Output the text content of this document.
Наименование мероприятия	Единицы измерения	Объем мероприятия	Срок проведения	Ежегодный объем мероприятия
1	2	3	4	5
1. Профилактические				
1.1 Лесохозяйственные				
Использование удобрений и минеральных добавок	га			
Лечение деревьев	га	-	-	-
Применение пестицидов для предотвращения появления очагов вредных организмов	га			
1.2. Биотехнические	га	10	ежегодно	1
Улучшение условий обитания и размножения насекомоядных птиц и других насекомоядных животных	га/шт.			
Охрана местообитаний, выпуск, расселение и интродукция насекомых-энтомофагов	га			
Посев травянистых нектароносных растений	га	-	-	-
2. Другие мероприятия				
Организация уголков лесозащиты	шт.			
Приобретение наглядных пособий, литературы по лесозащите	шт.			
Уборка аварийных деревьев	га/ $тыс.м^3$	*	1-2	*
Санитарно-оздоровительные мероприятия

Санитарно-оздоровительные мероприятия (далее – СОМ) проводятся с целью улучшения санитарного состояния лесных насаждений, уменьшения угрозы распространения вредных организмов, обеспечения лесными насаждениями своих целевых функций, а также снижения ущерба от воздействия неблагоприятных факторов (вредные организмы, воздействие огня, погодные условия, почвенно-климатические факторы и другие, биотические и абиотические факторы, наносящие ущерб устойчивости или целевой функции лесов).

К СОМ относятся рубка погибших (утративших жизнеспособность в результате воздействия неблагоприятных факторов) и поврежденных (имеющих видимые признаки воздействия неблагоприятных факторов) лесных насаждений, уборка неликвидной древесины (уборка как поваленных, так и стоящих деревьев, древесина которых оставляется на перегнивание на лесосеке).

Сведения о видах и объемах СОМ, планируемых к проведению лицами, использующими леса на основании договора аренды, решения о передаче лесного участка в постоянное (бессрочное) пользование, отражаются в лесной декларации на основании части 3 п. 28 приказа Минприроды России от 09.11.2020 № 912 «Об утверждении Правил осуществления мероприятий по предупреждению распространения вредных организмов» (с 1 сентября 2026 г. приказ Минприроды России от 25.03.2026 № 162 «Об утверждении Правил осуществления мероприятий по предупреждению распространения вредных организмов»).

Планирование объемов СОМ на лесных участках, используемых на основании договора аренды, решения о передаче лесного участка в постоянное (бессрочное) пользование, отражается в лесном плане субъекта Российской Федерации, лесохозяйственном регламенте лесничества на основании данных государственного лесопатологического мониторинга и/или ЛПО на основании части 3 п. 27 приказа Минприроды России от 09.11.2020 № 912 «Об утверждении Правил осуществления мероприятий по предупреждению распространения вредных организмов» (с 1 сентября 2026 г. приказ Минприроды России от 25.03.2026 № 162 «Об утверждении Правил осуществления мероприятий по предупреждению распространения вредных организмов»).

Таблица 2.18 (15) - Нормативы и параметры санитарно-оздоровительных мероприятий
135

####################

• Problem description
Reproduce the material verbatim, line by line.

• The output
Output the text content of this document.
Наименование мероприятия	Единицы измерения	Объем мероприятия	Срок проведения	Ежегодный объем мероприятия
1	2	3	4	5
1. Профилактические				
1.1 Лесохозяйственные				
Использование удобрений и минеральных добавок	га			
Лечение деревьев	га	-	-	-
Применение пестицидов для предотвращения появления очагов вредных организмов	га			
1.2. Биотехнические	га	10	ежегодно	1
Улучшение условий обитания и размножения насекомоядных птиц и других насекомоядных животных	га/шт.			
Охрана местообитаний, выпуск, расселение и интродукция насекомых-энтомофагов	га			
Посев травянистых нектароносных растений	га	-	-	-
2. Другие мероприятия				
Организация уголков лесозащиты	шт.			
Приобретение наглядных пособий, литературы по лесозащите	шт.			
Уборка аварийных деревьев	га/ $тыс.м^3$	*	1-2	*
Санитарно-оздоровительные мероприятия

Санитарно-оздоровительные мероприятия (далее – СОМ) проводятся с целью улучшения санитарного состояния лесных насаждений, уменьшения угрозы распространения вредных организмов, обеспечения лесными насаждениями своих целевых функций, а также снижения ущерба от воздействия неблагоприятных факторов (вредные организмы, воздействие огня, погодные условия, почвенно-климатические факторы и другие, биотические и абиотические факторы, наносящие ущерб устойчивости или целевой функции лесов).

К СОМ относятся рубка погибших (утративших жизнеспособность в результате воздействия неблагоприятных факторов) и поврежденных (имеющих видимые признаки воздействия неблагоприятных факторов) лесных насаждений, уборка неликвидной древесины (уборка как поваленных, так и стоящих деревьев, древесина которых оставляется на перегнивание на лесосеке).

Сведения о видах и объемах СОМ, планируемых к проведению лицами, использующими леса на основании договора аренды, решения о передаче лесного участка в постоянное (бессрочное) пользование, отражаются в лесной декларации на основании части 3 п. 28 приказа Минприроды России от 09.11.2020 № 912 «Об утверждении Правил осуществления мероприятий по предупреждению распространения вредных организмов» (с 1 сентября 2026 г. приказ Минприроды России от 25.03.2026 № 162 «Об утверждении Правил осуществления мероприятий по предупреждению распространения вредных организмов»).

Планирование объемов СОМ на лесных участках, используемых на основании договора аренды, решения о передаче лесного участка в постоянное (бессрочное) пользование, отражается в лесном плане субъекта Российской Федерации, лесохозяйственном регламенте лесничества на основании данных государственного лесопатологического мониторинга и/или ЛПО на основании части 3 п. 27 приказа Минприроды России от 09.11.2020 № 912 «Об утверждении Правил осуществления мероприятий по предупреждению распространения вредных организмов» (с 1 сентября 2026 г. приказ Минприроды России от 25.03.2026 № 162 «Об утверждении Правил осуществления мероприятий по предупреждению распространения вредных организмов»).

Таблица 2.18 (15) - Нормативы и параметры санитарно-оздоровительных мероприятий
135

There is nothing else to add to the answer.